===== Exercise material =====
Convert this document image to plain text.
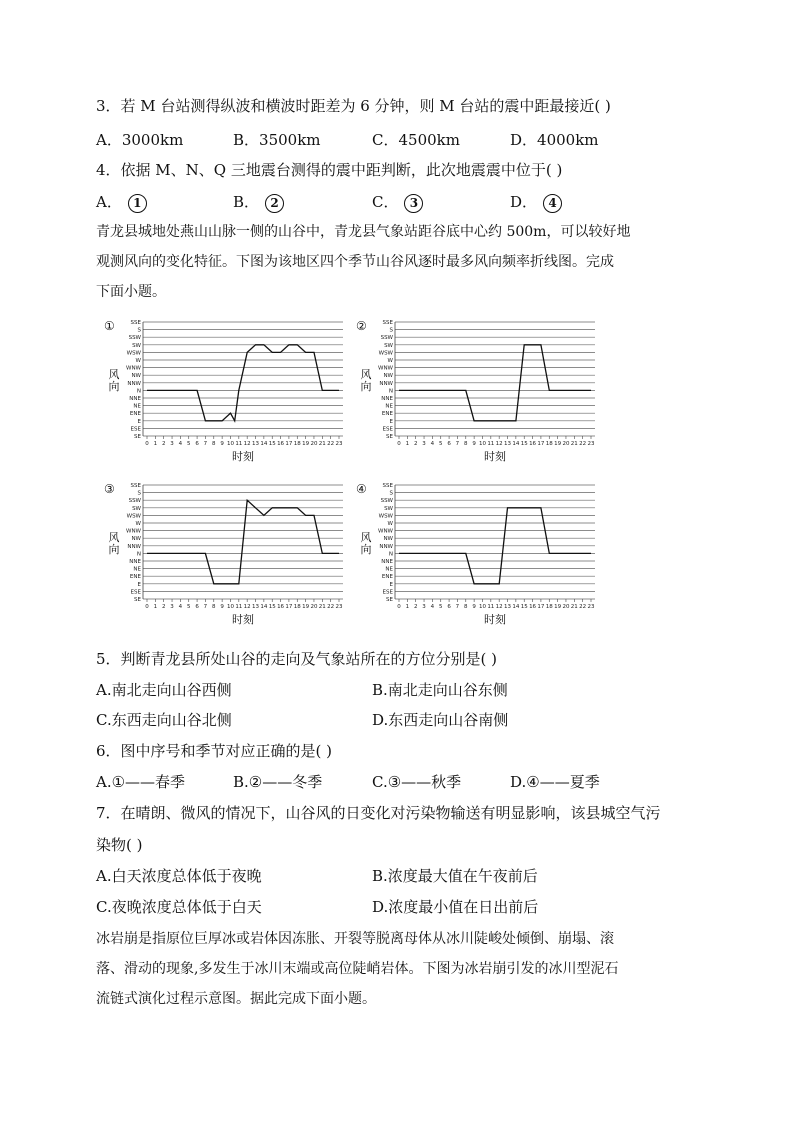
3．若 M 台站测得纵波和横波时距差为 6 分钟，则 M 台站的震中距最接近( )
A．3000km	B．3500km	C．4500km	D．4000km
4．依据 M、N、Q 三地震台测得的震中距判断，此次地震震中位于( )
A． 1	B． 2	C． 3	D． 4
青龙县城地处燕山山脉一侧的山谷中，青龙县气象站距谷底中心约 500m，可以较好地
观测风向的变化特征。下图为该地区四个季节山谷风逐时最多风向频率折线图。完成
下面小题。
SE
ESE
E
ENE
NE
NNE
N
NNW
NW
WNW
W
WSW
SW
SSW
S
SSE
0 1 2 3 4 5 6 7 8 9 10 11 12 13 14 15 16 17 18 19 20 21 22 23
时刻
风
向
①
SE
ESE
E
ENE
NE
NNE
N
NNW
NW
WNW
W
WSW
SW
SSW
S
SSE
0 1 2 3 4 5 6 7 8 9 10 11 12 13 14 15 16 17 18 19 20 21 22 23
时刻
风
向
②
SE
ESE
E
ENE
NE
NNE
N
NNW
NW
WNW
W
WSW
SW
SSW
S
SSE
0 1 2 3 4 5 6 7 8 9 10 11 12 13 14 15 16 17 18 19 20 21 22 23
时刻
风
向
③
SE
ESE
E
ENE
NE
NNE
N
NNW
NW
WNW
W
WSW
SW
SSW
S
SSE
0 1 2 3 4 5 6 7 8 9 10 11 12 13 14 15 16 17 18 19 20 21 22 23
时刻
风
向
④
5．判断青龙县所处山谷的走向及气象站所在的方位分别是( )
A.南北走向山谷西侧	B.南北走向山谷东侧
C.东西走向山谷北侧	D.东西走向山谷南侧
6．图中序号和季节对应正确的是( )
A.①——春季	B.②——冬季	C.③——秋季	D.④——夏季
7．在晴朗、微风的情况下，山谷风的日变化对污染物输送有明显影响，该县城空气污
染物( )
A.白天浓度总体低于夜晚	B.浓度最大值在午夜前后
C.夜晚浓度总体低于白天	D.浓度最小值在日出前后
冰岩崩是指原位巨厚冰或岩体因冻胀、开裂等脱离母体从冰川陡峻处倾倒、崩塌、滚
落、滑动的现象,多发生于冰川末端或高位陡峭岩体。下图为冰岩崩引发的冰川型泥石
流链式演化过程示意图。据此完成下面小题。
=====
**Short task**:
Using the material above, retype each entry exactly and omit the pictures.

**Result of the task**:
Convert this document image to plain text.
3．若 M 台站测得纵波和横波时距差为 6 分钟，则 M 台站的震中距最接近( )
A．3000km	B．3500km	C．4500km	D．4000km
4．依据 M、N、Q 三地震台测得的震中距判断，此次地震震中位于( )
A． 1	B． 2	C． 3	D． 4
青龙县城地处燕山山脉一侧的山谷中，青龙县气象站距谷底中心约 500m，可以较好地
观测风向的变化特征。下图为该地区四个季节山谷风逐时最多风向频率折线图。完成
下面小题。
SE
ESE
E
ENE
NE
NNE
N
NNW
NW
WNW
W
WSW
SW
SSW
S
SSE
0 1 2 3 4 5 6 7 8 9 10 11 12 13 14 15 16 17 18 19 20 21 22 23
时刻
风
向
①
SE
ESE
E
ENE
NE
NNE
N
NNW
NW
WNW
W
WSW
SW
SSW
S
SSE
0 1 2 3 4 5 6 7 8 9 10 11 12 13 14 15 16 17 18 19 20 21 22 23
时刻
风
向
②
SE
ESE
E
ENE
NE
NNE
N
NNW
NW
WNW
W
WSW
SW
SSW
S
SSE
0 1 2 3 4 5 6 7 8 9 10 11 12 13 14 15 16 17 18 19 20 21 22 23
时刻
风
向
③
SE
ESE
E
ENE
NE
NNE
N
NNW
NW
WNW
W
WSW
SW
SSW
S
SSE
0 1 2 3 4 5 6 7 8 9 10 11 12 13 14 15 16 17 18 19 20 21 22 23
时刻
风
向
④
5．判断青龙县所处山谷的走向及气象站所在的方位分别是( )
A.南北走向山谷西侧	B.南北走向山谷东侧
C.东西走向山谷北侧	D.东西走向山谷南侧
6．图中序号和季节对应正确的是( )
A.①——春季	B.②——冬季	C.③——秋季	D.④——夏季
7．在晴朗、微风的情况下，山谷风的日变化对污染物输送有明显影响，该县城空气污
染物( )
A.白天浓度总体低于夜晚	B.浓度最大值在午夜前后
C.夜晚浓度总体低于白天	D.浓度最小值在日出前后
冰岩崩是指原位巨厚冰或岩体因冻胀、开裂等脱离母体从冰川陡峻处倾倒、崩塌、滚
落、滑动的现象,多发生于冰川末端或高位陡峭岩体。下图为冰岩崩引发的冰川型泥石
流链式演化过程示意图。据此完成下面小题。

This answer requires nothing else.